Your goal
Your task is to quote the material that follows, in full and exactly.
%%
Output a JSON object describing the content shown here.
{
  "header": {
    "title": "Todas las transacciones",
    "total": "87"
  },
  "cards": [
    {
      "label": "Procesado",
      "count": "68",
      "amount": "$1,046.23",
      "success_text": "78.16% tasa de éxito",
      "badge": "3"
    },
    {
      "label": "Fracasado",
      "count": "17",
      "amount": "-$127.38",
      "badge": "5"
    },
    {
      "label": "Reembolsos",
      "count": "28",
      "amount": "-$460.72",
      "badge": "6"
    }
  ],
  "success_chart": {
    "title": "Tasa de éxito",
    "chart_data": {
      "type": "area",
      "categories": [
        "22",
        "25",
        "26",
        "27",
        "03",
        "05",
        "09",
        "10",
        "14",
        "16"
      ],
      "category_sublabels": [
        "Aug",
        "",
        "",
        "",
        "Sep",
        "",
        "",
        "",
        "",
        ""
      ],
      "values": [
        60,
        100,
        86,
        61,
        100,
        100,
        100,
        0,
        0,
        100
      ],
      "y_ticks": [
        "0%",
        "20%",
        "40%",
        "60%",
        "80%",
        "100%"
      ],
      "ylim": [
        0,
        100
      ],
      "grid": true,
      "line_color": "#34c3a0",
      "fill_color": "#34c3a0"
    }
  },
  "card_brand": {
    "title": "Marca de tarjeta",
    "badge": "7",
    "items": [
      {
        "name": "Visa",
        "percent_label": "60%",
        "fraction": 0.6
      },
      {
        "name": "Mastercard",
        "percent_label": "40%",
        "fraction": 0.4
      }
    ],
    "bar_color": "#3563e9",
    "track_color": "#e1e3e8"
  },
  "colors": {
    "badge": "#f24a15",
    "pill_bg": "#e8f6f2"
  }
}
%%
Written reply
Output a JSON object describing the content shown here.
{
  "header": {
    "title": "Todas las transacciones",
    "total": "87"
  },
  "cards": [
    {
      "label": "Procesado",
      "count": "68",
      "amount": "$1,046.23",
      "success_text": "78.16% tasa de éxito",
      "badge": "3"
    },
    {
      "label": "Fracasado",
      "count": "17",
      "amount": "-$127.38",
      "badge": "5"
    },
    {
      "label": "Reembolsos",
      "count": "28",
      "amount": "-$460.72",
      "badge": "6"
    }
  ],
  "success_chart": {
    "title": "Tasa de éxito",
    "chart_data": {
      "type": "area",
      "categories": [
        "22",
        "25",
        "26",
        "27",
        "03",
        "05",
        "09",
        "10",
        "14",
        "16"
      ],
      "category_sublabels": [
        "Aug",
        "",
        "",
        "",
        "Sep",
        "",
        "",
        "",
        "",
        ""
      ],
      "values": [
        60,
        100,
        86,
        61,
        100,
        100,
        100,
        0,
        0,
        100
      ],
      "y_ticks": [
        "0%",
        "20%",
        "40%",
        "60%",
        "80%",
        "100%"
      ],
      "ylim": [
        0,
        100
      ],
      "grid": true,
      "line_color": "#34c3a0",
      "fill_color": "#34c3a0"
    }
  },
  "card_brand": {
    "title": "Marca de tarjeta",
    "badge": "7",
    "items": [
      {
        "name": "Visa",
        "percent_label": "60%",
        "fraction": 0.6
      },
      {
        "name": "Mastercard",
        "percent_label": "40%",
        "fraction": 0.4
      }
    ],
    "bar_color": "#3563e9",
    "track_color": "#e1e3e8"
  },
  "colors": {
    "badge": "#f24a15",
    "pill_bg": "#e8f6f2"
  }
}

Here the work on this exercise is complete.